= Aim =
Find each line holding "After" and copy it out.

= Materials provided =
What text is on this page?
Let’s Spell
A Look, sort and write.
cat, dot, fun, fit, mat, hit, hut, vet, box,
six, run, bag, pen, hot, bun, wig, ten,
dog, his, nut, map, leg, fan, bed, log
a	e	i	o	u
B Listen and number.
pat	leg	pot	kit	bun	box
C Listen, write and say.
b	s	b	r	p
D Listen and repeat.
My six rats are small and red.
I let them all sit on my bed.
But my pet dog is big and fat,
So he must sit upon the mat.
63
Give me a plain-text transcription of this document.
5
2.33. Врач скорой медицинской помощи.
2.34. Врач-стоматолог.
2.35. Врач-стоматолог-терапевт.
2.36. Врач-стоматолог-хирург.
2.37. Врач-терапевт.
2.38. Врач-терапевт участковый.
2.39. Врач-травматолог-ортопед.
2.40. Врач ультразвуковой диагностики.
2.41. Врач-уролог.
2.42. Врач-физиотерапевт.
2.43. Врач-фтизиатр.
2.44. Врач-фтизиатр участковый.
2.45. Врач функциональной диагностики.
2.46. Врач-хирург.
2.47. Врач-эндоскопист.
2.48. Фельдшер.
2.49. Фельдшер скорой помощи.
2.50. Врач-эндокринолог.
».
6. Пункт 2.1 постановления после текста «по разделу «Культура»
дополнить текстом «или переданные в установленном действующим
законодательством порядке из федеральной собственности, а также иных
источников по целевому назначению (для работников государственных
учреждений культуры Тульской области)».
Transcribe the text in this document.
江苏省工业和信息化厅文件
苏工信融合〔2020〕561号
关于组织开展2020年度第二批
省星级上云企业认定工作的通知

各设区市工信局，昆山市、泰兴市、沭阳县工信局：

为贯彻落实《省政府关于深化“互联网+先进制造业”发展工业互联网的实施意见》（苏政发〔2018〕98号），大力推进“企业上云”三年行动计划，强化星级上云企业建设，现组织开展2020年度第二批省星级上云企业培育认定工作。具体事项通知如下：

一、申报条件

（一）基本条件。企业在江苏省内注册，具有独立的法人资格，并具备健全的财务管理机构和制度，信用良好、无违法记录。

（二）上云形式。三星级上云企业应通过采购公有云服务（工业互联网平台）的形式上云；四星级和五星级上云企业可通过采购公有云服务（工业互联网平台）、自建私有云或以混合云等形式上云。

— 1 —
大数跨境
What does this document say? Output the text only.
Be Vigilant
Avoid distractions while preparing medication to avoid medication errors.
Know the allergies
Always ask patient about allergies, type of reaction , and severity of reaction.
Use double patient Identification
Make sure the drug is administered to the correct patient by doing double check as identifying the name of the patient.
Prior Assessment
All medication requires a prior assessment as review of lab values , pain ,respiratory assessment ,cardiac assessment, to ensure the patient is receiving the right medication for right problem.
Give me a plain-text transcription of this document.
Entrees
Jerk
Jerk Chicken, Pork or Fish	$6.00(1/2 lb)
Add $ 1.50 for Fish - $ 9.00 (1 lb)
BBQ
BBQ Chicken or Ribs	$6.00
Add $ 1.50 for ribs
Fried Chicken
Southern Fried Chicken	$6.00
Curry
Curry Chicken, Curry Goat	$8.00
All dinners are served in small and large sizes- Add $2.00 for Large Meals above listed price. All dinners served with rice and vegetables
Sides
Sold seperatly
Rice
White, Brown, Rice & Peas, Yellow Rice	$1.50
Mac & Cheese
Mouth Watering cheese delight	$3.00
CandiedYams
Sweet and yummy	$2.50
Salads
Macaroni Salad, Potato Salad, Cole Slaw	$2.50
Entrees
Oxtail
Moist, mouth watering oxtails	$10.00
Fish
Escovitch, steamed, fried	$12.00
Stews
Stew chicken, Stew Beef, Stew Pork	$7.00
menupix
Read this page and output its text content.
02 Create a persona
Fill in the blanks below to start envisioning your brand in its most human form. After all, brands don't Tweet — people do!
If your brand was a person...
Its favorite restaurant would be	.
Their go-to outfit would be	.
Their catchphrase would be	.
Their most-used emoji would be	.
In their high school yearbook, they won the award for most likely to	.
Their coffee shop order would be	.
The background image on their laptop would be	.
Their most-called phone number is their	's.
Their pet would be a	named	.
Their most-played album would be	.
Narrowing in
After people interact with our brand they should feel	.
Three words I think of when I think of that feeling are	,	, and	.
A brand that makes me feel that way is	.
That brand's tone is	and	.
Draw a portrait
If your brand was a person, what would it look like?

= Exercise answer =
Fill in the blanks below to start envisioning your brand in its most human form. After all, brands don't Tweet — people do!
After people interact with our brand they should feel	.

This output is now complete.